___ Task material

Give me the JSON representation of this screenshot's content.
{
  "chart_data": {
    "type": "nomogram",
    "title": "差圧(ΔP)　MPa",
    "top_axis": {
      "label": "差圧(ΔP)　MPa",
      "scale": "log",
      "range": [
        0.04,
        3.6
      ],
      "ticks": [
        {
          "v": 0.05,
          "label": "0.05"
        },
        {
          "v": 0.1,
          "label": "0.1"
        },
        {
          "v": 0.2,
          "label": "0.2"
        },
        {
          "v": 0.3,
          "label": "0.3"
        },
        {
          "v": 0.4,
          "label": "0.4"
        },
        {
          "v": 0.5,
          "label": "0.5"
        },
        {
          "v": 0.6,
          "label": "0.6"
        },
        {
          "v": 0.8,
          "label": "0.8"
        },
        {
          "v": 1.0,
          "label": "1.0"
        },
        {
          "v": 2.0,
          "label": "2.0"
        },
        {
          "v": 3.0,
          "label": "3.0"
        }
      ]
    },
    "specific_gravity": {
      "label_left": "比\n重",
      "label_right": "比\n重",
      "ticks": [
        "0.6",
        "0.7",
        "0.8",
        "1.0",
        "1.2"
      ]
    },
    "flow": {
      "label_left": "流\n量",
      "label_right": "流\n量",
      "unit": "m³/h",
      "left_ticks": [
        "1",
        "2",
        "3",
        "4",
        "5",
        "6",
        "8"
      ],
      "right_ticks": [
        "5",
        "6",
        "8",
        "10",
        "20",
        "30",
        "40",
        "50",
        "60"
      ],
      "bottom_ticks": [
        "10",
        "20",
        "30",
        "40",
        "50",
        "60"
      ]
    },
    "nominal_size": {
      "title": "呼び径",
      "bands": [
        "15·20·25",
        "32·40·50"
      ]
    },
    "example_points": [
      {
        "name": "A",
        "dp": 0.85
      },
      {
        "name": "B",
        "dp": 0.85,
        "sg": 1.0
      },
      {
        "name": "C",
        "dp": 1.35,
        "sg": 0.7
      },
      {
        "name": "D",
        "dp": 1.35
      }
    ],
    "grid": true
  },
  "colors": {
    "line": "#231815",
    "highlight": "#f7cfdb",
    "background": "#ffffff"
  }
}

______

* _Task to carry out_
Set down all of the entries exactly, please.

* _Expected answer_
Give me the JSON representation of this screenshot's content.
{
  "chart_data": {
    "type": "nomogram",
    "title": "差圧(ΔP)　MPa",
    "top_axis": {
      "label": "差圧(ΔP)　MPa",
      "scale": "log",
      "range": [
        0.04,
        3.6
      ],
      "ticks": [
        {
          "v": 0.05,
          "label": "0.05"
        },
        {
          "v": 0.1,
          "label": "0.1"
        },
        {
          "v": 0.2,
          "label": "0.2"
        },
        {
          "v": 0.3,
          "label": "0.3"
        },
        {
          "v": 0.4,
          "label": "0.4"
        },
        {
          "v": 0.5,
          "label": "0.5"
        },
        {
          "v": 0.6,
          "label": "0.6"
        },
        {
          "v": 0.8,
          "label": "0.8"
        },
        {
          "v": 1.0,
          "label": "1.0"
        },
        {
          "v": 2.0,
          "label": "2.0"
        },
        {
          "v": 3.0,
          "label": "3.0"
        }
      ]
    },
    "specific_gravity": {
      "label_left": "比\n重",
      "label_right": "比\n重",
      "ticks": [
        "0.6",
        "0.7",
        "0.8",
        "1.0",
        "1.2"
      ]
    },
    "flow": {
      "label_left": "流\n量",
      "label_right": "流\n量",
      "unit": "m³/h",
      "left_ticks": [
        "1",
        "2",
        "3",
        "4",
        "5",
        "6",
        "8"
      ],
      "right_ticks": [
        "5",
        "6",
        "8",
        "10",
        "20",
        "30",
        "40",
        "50",
        "60"
      ],
      "bottom_ticks": [
        "10",
        "20",
        "30",
        "40",
        "50",
        "60"
      ]
    },
    "nominal_size": {
      "title": "呼び径",
      "bands": [
        "15·20·25",
        "32·40·50"
      ]
    },
    "example_points": [
      {
        "name": "A",
        "dp": 0.85
      },
      {
        "name": "B",
        "dp": 0.85,
        "sg": 1.0
      },
      {
        "name": "C",
        "dp": 1.35,
        "sg": 0.7
      },
      {
        "name": "D",
        "dp": 1.35
      }
    ],
    "grid": true
  },
  "colors": {
    "line": "#231815",
    "highlight": "#f7cfdb",
    "background": "#ffffff"
  }
}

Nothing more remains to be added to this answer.